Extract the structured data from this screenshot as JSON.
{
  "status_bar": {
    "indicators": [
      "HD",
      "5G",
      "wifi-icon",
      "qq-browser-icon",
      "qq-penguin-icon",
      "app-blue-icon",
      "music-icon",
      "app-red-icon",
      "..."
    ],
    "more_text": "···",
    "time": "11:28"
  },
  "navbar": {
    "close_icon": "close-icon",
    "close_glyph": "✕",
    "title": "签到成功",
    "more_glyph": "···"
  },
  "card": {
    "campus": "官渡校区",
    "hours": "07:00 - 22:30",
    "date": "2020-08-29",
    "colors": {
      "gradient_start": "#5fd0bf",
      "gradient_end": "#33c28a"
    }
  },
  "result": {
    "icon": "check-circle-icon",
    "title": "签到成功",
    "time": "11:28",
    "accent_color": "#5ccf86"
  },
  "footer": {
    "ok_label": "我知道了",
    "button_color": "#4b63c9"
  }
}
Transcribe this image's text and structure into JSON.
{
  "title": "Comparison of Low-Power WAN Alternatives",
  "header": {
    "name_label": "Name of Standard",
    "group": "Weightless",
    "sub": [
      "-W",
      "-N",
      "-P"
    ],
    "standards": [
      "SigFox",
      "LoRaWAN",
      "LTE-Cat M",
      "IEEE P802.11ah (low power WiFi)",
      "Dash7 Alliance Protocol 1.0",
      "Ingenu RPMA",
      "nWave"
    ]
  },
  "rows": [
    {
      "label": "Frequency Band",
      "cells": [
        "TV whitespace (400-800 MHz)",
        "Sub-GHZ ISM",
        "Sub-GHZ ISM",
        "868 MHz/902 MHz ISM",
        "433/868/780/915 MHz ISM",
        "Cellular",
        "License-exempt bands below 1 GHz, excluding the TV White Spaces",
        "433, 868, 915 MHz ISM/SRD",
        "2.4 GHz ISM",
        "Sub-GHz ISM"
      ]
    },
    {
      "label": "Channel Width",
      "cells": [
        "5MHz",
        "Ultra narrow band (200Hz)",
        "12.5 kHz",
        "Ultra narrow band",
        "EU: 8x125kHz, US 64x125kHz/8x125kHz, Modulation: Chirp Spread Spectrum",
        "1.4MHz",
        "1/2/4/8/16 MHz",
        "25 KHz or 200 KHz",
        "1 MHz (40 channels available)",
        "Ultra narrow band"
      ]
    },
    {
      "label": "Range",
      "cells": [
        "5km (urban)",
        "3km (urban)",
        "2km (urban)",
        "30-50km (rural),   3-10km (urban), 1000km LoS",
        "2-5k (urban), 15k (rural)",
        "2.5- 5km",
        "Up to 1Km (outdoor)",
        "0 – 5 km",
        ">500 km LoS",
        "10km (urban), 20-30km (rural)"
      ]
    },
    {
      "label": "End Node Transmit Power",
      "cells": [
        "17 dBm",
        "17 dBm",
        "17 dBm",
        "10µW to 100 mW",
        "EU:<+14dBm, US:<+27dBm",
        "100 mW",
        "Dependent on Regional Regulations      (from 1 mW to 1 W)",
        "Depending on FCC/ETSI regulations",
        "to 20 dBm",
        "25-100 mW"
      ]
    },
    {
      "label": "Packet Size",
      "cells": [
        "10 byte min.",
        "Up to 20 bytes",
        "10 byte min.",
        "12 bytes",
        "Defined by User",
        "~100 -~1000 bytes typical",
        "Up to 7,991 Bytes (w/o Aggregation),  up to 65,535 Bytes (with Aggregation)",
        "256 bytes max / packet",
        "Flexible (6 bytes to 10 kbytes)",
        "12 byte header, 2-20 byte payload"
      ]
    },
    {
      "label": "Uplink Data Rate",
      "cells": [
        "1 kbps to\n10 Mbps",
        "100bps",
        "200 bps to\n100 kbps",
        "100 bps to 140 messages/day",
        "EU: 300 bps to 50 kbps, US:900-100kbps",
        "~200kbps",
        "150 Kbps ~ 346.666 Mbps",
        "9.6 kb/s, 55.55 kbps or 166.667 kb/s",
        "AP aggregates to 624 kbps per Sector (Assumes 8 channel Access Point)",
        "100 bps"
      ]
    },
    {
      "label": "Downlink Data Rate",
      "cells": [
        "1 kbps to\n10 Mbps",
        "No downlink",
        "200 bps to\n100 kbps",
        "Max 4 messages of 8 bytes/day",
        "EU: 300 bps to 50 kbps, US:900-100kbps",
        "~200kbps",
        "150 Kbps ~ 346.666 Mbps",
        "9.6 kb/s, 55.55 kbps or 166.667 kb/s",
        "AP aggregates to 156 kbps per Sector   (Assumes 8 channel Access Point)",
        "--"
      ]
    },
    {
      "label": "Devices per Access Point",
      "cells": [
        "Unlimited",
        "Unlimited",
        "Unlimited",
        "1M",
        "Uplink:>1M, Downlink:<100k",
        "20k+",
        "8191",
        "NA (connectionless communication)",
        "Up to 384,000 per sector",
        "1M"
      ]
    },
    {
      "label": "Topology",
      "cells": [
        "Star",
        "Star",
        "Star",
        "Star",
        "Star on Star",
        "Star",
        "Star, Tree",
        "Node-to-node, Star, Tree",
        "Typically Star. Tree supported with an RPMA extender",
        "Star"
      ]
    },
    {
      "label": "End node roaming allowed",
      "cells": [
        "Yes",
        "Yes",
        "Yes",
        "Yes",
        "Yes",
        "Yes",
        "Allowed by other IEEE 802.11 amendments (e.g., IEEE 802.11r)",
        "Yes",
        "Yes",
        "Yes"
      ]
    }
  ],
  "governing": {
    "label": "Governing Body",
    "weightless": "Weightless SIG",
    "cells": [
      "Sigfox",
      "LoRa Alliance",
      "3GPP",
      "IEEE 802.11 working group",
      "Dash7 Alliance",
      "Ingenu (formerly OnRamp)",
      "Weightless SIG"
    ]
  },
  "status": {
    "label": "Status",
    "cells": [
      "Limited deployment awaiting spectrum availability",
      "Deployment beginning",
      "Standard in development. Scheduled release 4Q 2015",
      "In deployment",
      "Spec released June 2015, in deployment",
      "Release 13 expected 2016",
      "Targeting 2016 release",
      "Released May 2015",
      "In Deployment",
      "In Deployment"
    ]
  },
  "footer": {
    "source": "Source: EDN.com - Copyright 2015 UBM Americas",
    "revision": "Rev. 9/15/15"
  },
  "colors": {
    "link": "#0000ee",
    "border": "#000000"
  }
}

STATED GOAL: All the entries above need to be reproduced exactly.

TASK SOLUTION:
Extract the structured data from this screenshot as JSON.
{
  "status_bar": {
    "indicators": [
      "HD",
      "5G",
      "wifi-icon",
      "qq-browser-icon",
      "qq-penguin-icon",
      "app-blue-icon",
      "music-icon",
      "app-red-icon",
      "..."
    ],
    "more_text": "···",
    "time": "11:28"
  },
  "navbar": {
    "close_icon": "close-icon",
    "close_glyph": "✕",
    "title": "签到成功",
    "more_glyph": "···"
  },
  "card": {
    "campus": "官渡校区",
    "hours": "07:00 - 22:30",
    "date": "2020-08-29",
    "colors": {
      "gradient_start": "#5fd0bf",
      "gradient_end": "#33c28a"
    }
  },
  "result": {
    "icon": "check-circle-icon",
    "title": "签到成功",
    "time": "11:28",
    "accent_color": "#5ccf86"
  },
  "footer": {
    "ok_label": "我知道了",
    "button_color": "#4b63c9"
  }
}
Transcribe this image's text and structure into JSON.
{
  "title": "Comparison of Low-Power WAN Alternatives",
  "header": {
    "name_label": "Name of Standard",
    "group": "Weightless",
    "sub": [
      "-W",
      "-N",
      "-P"
    ],
    "standards": [
      "SigFox",
      "LoRaWAN",
      "LTE-Cat M",
      "IEEE P802.11ah (low power WiFi)",
      "Dash7 Alliance Protocol 1.0",
      "Ingenu RPMA",
      "nWave"
    ]
  },
  "rows": [
    {
      "label": "Frequency Band",
      "cells": [
        "TV whitespace (400-800 MHz)",
        "Sub-GHZ ISM",
        "Sub-GHZ ISM",
        "868 MHz/902 MHz ISM",
        "433/868/780/915 MHz ISM",
        "Cellular",
        "License-exempt bands below 1 GHz, excluding the TV White Spaces",
        "433, 868, 915 MHz ISM/SRD",
        "2.4 GHz ISM",
        "Sub-GHz ISM"
      ]
    },
    {
      "label": "Channel Width",
      "cells": [
        "5MHz",
        "Ultra narrow band (200Hz)",
        "12.5 kHz",
        "Ultra narrow band",
        "EU: 8x125kHz, US 64x125kHz/8x125kHz, Modulation: Chirp Spread Spectrum",
        "1.4MHz",
        "1/2/4/8/16 MHz",
        "25 KHz or 200 KHz",
        "1 MHz (40 channels available)",
        "Ultra narrow band"
      ]
    },
    {
      "label": "Range",
      "cells": [
        "5km (urban)",
        "3km (urban)",
        "2km (urban)",
        "30-50km (rural),   3-10km (urban), 1000km LoS",
        "2-5k (urban), 15k (rural)",
        "2.5- 5km",
        "Up to 1Km (outdoor)",
        "0 – 5 km",
        ">500 km LoS",
        "10km (urban), 20-30km (rural)"
      ]
    },
    {
      "label": "End Node Transmit Power",
      "cells": [
        "17 dBm",
        "17 dBm",
        "17 dBm",
        "10µW to 100 mW",
        "EU:<+14dBm, US:<+27dBm",
        "100 mW",
        "Dependent on Regional Regulations      (from 1 mW to 1 W)",
        "Depending on FCC/ETSI regulations",
        "to 20 dBm",
        "25-100 mW"
      ]
    },
    {
      "label": "Packet Size",
      "cells": [
        "10 byte min.",
        "Up to 20 bytes",
        "10 byte min.",
        "12 bytes",
        "Defined by User",
        "~100 -~1000 bytes typical",
        "Up to 7,991 Bytes (w/o Aggregation),  up to 65,535 Bytes (with Aggregation)",
        "256 bytes max / packet",
        "Flexible (6 bytes to 10 kbytes)",
        "12 byte header, 2-20 byte payload"
      ]
    },
    {
      "label": "Uplink Data Rate",
      "cells": [
        "1 kbps to\n10 Mbps",
        "100bps",
        "200 bps to\n100 kbps",
        "100 bps to 140 messages/day",
        "EU: 300 bps to 50 kbps, US:900-100kbps",
        "~200kbps",
        "150 Kbps ~ 346.666 Mbps",
        "9.6 kb/s, 55.55 kbps or 166.667 kb/s",
        "AP aggregates to 624 kbps per Sector (Assumes 8 channel Access Point)",
        "100 bps"
      ]
    },
    {
      "label": "Downlink Data Rate",
      "cells": [
        "1 kbps to\n10 Mbps",
        "No downlink",
        "200 bps to\n100 kbps",
        "Max 4 messages of 8 bytes/day",
        "EU: 300 bps to 50 kbps, US:900-100kbps",
        "~200kbps",
        "150 Kbps ~ 346.666 Mbps",
        "9.6 kb/s, 55.55 kbps or 166.667 kb/s",
        "AP aggregates to 156 kbps per Sector   (Assumes 8 channel Access Point)",
        "--"
      ]
    },
    {
      "label": "Devices per Access Point",
      "cells": [
        "Unlimited",
        "Unlimited",
        "Unlimited",
        "1M",
        "Uplink:>1M, Downlink:<100k",
        "20k+",
        "8191",
        "NA (connectionless communication)",
        "Up to 384,000 per sector",
        "1M"
      ]
    },
    {
      "label": "Topology",
      "cells": [
        "Star",
        "Star",
        "Star",
        "Star",
        "Star on Star",
        "Star",
        "Star, Tree",
        "Node-to-node, Star, Tree",
        "Typically Star. Tree supported with an RPMA extender",
        "Star"
      ]
    },
    {
      "label": "End node roaming allowed",
      "cells": [
        "Yes",
        "Yes",
        "Yes",
        "Yes",
        "Yes",
        "Yes",
        "Allowed by other IEEE 802.11 amendments (e.g., IEEE 802.11r)",
        "Yes",
        "Yes",
        "Yes"
      ]
    }
  ],
  "governing": {
    "label": "Governing Body",
    "weightless": "Weightless SIG",
    "cells": [
      "Sigfox",
      "LoRa Alliance",
      "3GPP",
      "IEEE 802.11 working group",
      "Dash7 Alliance",
      "Ingenu (formerly OnRamp)",
      "Weightless SIG"
    ]
  },
  "status": {
    "label": "Status",
    "cells": [
      "Limited deployment awaiting spectrum availability",
      "Deployment beginning",
      "Standard in development. Scheduled release 4Q 2015",
      "In deployment",
      "Spec released June 2015, in deployment",
      "Release 13 expected 2016",
      "Targeting 2016 release",
      "Released May 2015",
      "In Deployment",
      "In Deployment"
    ]
  },
  "footer": {
    "source": "Source: EDN.com - Copyright 2015 UBM Americas",
    "revision": "Rev. 9/15/15"
  },
  "colors": {
    "link": "#0000ee",
    "border": "#000000"
  }
}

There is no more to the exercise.